Directions for this task -
Convert the listing, from its first line through the line containing "menu-item-1[interactable]: 新建(N) <box>184", into a numbered list, leaving out any blank lines.

==== Listing ====

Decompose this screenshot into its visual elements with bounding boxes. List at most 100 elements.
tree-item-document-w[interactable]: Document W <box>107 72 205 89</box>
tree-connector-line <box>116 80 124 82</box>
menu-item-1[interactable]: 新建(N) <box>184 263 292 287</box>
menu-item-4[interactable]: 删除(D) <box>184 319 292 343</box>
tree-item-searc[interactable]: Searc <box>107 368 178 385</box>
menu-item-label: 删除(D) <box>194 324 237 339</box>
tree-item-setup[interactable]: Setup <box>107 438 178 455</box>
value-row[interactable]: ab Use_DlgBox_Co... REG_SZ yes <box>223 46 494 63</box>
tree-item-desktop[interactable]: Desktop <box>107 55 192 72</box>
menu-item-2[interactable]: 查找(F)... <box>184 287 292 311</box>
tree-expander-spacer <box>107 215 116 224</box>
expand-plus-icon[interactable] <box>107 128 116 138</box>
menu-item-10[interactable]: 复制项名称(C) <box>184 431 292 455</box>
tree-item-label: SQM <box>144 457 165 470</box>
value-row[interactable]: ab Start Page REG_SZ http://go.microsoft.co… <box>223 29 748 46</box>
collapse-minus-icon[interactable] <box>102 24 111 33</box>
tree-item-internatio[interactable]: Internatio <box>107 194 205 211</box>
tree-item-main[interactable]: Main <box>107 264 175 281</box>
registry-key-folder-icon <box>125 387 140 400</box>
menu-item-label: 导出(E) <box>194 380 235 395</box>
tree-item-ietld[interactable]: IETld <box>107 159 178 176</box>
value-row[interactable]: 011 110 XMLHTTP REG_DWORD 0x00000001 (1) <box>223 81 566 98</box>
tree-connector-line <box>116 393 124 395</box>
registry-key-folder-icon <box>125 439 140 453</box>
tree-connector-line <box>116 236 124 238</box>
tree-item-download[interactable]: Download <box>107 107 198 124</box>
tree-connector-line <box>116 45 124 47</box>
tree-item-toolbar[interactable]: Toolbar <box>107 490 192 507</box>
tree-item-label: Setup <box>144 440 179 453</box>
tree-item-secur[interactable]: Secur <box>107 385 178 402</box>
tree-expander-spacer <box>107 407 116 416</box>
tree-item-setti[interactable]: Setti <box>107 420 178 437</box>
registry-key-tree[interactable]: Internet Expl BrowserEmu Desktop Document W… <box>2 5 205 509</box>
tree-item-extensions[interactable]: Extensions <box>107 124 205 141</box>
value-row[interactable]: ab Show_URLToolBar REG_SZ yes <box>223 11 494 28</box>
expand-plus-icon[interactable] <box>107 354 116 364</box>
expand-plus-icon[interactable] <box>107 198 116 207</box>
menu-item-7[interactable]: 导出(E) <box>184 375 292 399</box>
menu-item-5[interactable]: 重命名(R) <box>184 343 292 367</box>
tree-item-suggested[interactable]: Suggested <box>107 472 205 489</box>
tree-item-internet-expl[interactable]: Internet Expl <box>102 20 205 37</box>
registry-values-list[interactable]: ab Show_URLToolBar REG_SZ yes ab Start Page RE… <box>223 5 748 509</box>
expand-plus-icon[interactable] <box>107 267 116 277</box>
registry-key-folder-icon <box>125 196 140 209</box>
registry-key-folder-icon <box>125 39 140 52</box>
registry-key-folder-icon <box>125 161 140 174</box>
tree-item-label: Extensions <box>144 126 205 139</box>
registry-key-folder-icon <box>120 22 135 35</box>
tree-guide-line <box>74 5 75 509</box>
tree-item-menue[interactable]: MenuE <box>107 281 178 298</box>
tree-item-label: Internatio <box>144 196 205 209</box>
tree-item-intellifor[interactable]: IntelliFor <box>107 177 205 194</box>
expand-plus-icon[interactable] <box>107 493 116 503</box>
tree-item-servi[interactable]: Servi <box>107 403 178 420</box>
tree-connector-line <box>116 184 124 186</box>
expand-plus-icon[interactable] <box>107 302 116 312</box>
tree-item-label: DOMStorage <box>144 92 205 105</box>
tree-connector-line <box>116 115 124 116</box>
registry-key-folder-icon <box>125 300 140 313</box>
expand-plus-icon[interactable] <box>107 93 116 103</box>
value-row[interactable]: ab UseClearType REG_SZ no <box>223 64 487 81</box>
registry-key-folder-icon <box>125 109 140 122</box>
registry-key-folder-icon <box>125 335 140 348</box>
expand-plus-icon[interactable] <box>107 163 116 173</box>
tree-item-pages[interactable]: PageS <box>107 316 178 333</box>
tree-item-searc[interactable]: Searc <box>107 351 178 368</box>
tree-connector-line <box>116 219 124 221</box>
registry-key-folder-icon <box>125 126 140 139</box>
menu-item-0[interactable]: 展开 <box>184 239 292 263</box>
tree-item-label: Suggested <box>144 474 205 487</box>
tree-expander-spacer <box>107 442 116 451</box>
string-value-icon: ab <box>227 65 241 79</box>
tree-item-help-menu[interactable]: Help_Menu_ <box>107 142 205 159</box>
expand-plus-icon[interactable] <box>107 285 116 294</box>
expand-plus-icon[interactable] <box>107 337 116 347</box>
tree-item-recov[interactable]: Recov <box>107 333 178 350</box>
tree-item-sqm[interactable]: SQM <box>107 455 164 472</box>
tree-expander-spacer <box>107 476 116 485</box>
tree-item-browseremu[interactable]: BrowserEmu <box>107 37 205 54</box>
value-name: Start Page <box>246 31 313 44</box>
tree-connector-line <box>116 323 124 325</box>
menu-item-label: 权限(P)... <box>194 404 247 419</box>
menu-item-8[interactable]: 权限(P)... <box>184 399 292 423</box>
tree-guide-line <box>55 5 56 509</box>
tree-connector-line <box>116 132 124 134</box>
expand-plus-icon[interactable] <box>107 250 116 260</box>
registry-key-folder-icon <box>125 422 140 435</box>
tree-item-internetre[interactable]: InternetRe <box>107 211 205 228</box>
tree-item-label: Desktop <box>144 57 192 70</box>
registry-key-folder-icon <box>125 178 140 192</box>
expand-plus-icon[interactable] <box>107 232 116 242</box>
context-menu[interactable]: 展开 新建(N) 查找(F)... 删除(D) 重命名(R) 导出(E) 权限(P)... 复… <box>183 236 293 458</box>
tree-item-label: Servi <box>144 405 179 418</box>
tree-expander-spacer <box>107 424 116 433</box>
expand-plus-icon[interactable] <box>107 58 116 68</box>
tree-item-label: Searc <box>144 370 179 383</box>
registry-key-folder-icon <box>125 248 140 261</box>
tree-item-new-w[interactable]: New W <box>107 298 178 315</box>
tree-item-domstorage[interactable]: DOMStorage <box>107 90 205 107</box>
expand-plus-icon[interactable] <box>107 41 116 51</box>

====

Answer in full -
1. Decompose this screenshot into its visual elements with bounding boxes. List at most 100 elements.
2. tree-item-document-w[interactable]: Document W <box>107 72 205 89</box>
3. tree-connector-line <box>116 80 124 82</box>
4. menu-item-1[interactable]: 新建(N) <box>184 263 292 287</box>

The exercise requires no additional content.